Exercise goal:
Copy every line of the following data that includes the string "exercises".

[Recorded data]
********
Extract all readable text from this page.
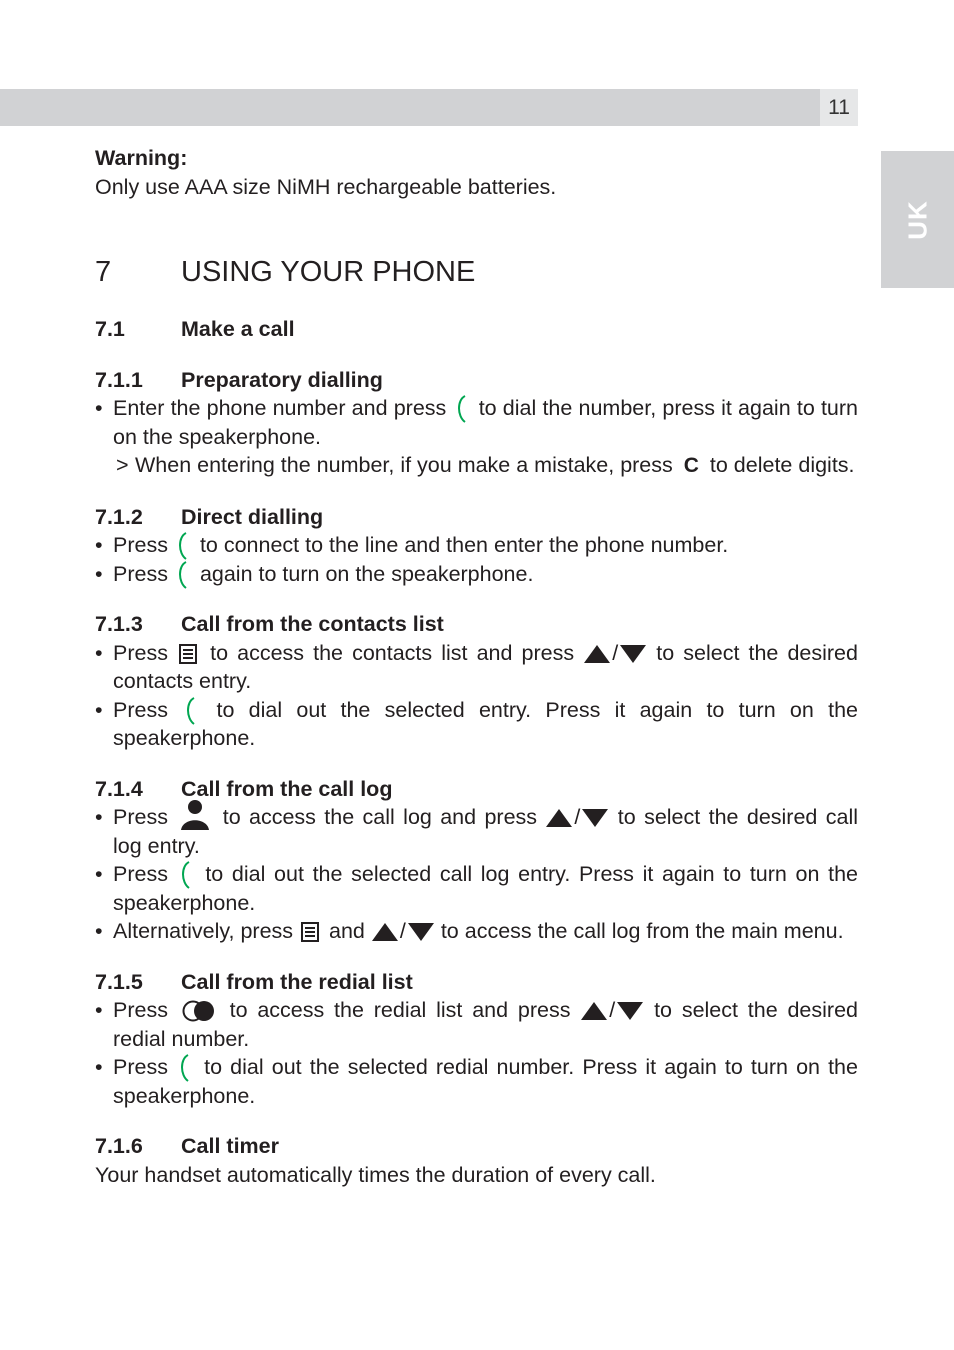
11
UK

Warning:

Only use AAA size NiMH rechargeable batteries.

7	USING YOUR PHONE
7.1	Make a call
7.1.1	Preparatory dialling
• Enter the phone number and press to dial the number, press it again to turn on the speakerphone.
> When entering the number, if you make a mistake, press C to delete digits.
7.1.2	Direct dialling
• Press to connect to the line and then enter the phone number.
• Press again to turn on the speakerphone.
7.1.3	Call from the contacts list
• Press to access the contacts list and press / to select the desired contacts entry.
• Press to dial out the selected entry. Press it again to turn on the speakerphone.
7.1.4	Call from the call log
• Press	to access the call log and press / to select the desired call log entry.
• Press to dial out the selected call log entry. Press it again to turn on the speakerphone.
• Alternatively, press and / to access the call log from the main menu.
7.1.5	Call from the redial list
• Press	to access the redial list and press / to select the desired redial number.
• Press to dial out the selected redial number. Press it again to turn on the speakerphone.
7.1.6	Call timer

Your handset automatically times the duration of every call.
********
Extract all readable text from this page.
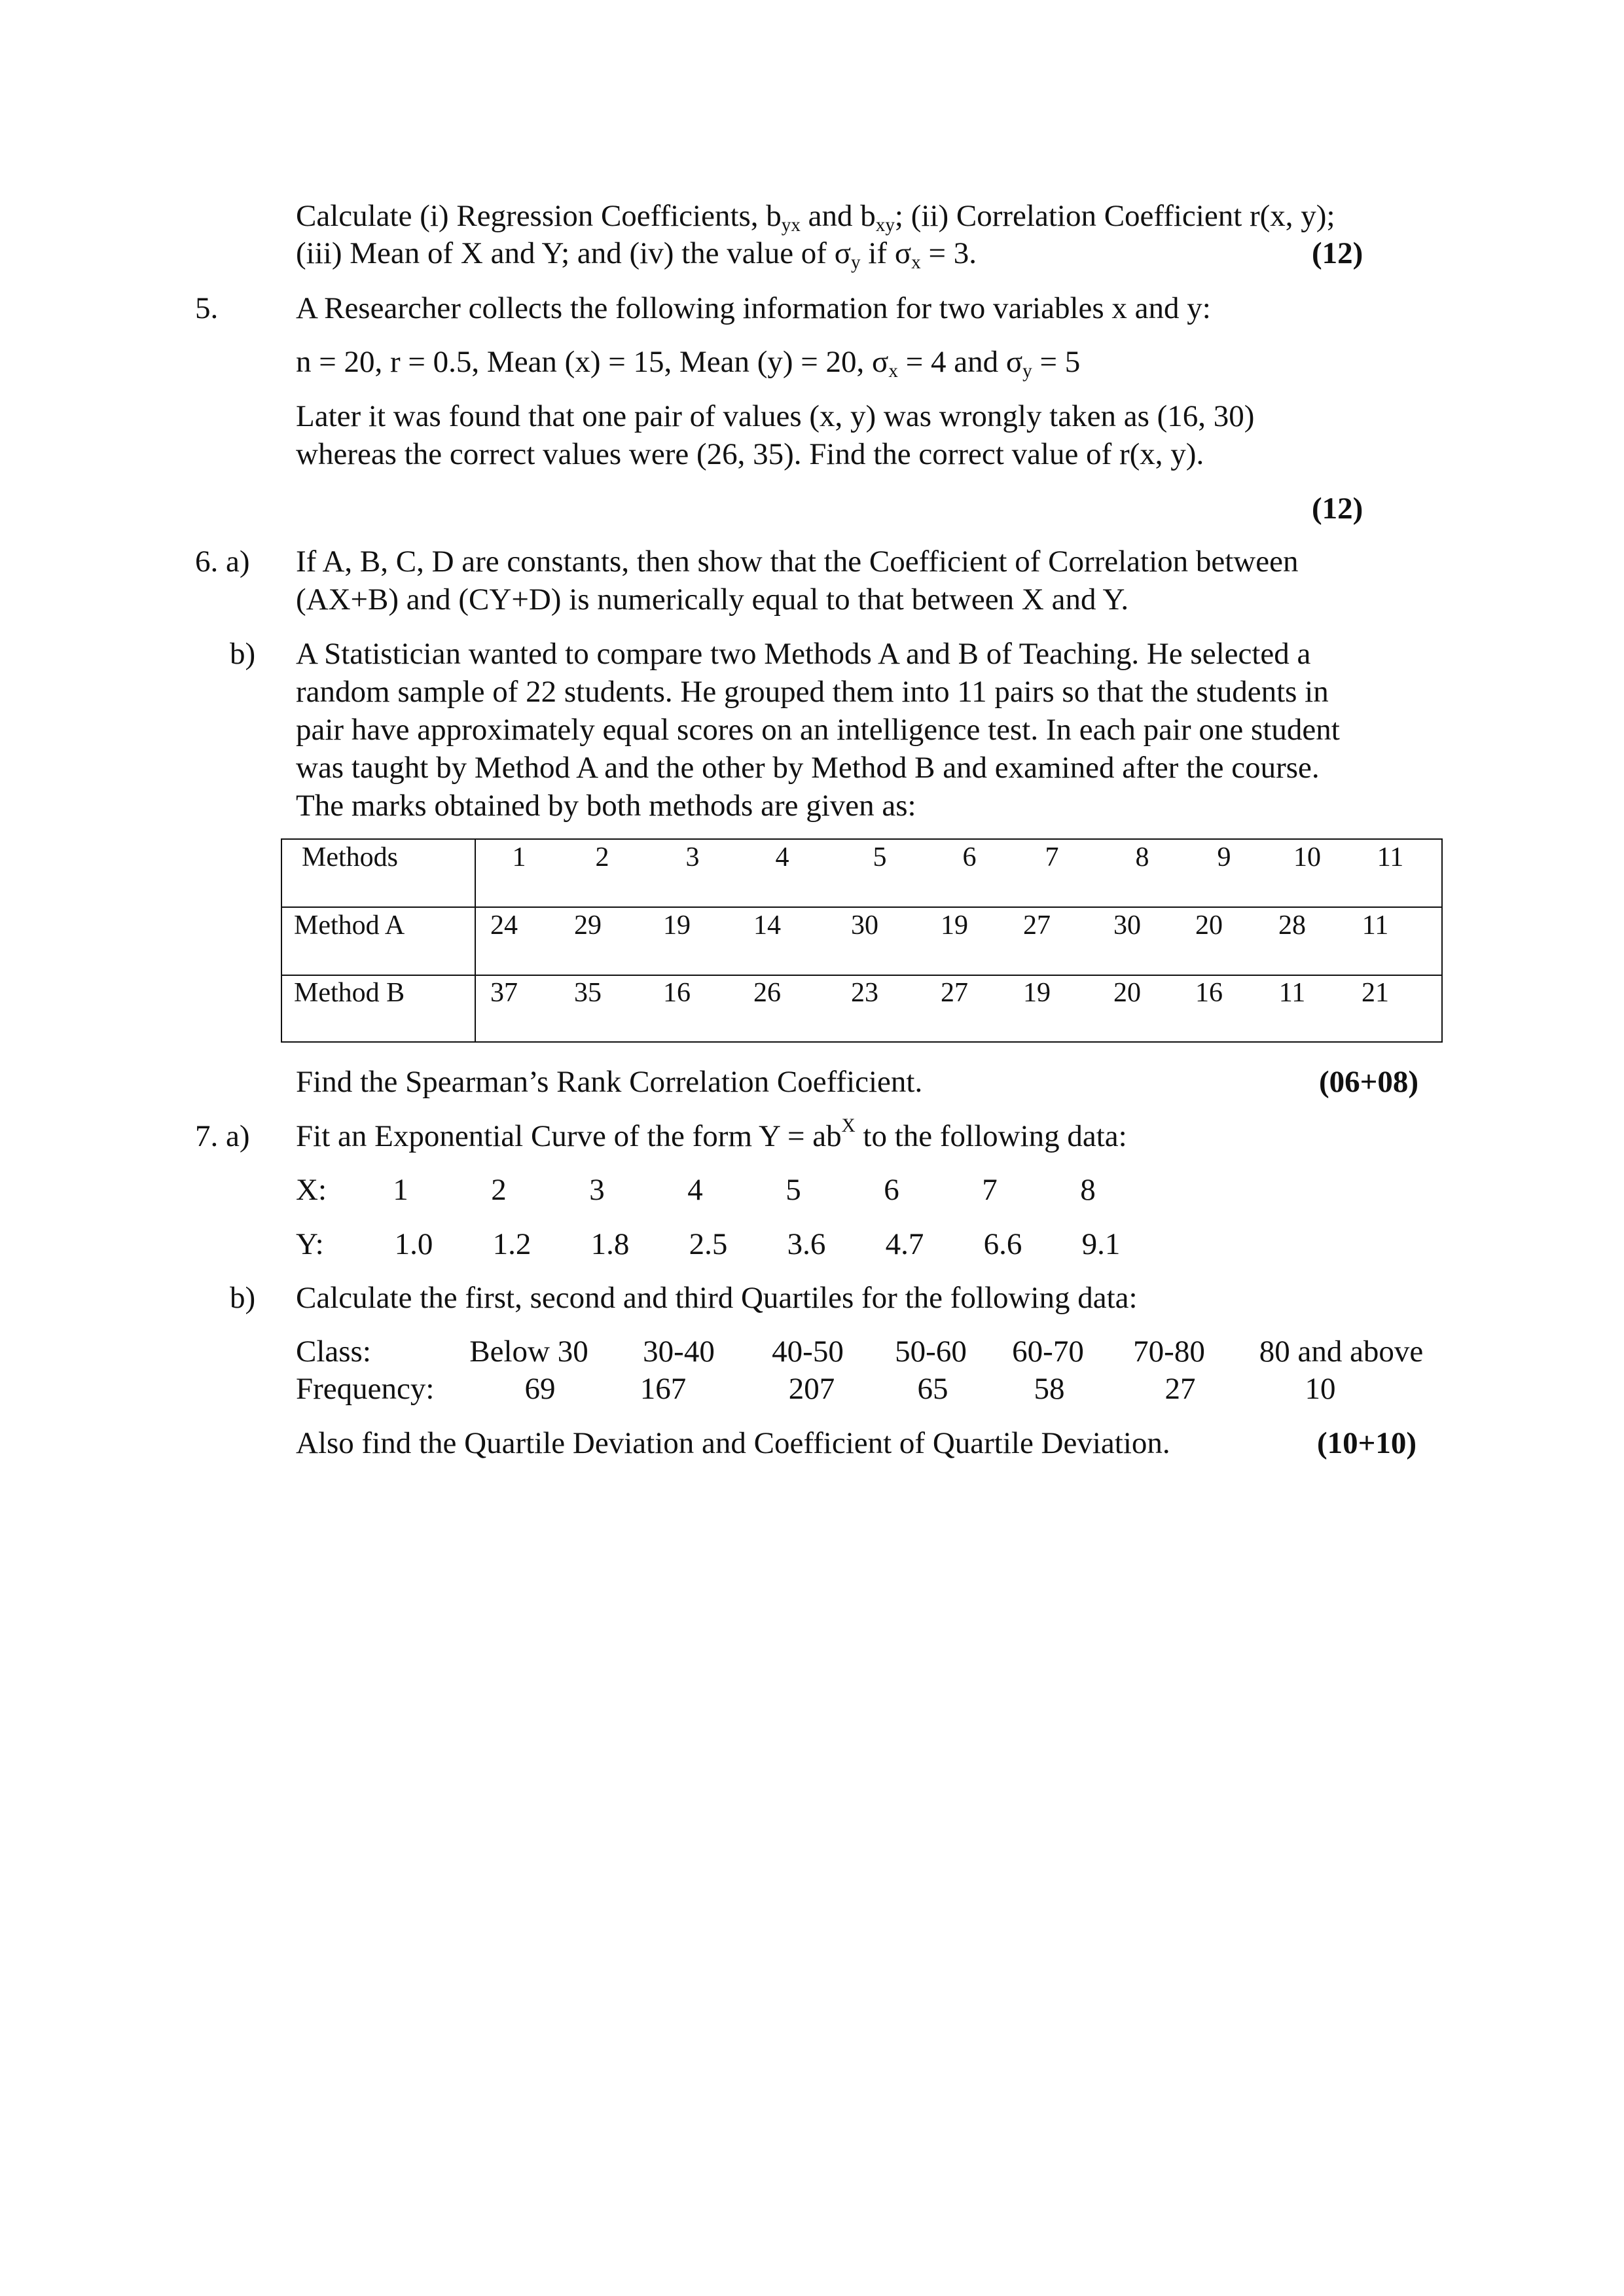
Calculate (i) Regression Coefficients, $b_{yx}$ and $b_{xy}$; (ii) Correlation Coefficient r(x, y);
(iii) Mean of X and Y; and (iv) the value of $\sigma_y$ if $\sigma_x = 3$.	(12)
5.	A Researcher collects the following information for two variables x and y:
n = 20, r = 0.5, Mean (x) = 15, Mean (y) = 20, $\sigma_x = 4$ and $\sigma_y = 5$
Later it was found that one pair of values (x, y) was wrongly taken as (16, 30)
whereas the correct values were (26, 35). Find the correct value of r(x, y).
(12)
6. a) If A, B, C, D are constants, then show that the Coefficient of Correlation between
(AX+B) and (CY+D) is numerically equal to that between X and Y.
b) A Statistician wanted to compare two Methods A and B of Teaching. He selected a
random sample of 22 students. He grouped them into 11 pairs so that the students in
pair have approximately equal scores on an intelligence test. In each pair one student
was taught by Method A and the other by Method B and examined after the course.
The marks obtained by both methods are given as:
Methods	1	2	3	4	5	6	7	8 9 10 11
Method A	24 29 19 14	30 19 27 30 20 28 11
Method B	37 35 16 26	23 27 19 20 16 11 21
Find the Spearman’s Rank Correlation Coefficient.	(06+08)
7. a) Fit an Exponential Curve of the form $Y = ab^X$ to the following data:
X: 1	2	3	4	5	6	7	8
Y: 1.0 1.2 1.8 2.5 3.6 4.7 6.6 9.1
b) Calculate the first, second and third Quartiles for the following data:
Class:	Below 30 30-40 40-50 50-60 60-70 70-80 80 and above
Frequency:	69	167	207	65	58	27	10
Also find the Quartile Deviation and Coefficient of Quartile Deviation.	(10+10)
********
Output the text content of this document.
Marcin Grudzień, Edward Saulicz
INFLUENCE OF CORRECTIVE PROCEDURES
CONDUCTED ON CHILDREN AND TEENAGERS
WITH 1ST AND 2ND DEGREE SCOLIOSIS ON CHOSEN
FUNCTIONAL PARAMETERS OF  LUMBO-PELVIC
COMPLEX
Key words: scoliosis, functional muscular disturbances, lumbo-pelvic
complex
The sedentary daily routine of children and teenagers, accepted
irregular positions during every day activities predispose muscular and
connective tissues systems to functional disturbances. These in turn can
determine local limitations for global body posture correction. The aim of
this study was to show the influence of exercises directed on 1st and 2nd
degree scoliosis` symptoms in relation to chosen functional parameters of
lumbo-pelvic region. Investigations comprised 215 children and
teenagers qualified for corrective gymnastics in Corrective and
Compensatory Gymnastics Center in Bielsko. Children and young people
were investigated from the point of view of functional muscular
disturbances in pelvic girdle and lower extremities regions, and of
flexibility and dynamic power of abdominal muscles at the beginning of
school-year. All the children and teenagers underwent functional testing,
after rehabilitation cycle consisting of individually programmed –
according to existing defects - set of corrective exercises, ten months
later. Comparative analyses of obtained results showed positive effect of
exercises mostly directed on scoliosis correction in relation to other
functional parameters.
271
********
Finished exercise:
this study was to show the influence of exercises directed on 1st and 2nd
according to existing defects - set of corrective exercises, ten months
exercises mostly directed on scoliosis correction in relation to other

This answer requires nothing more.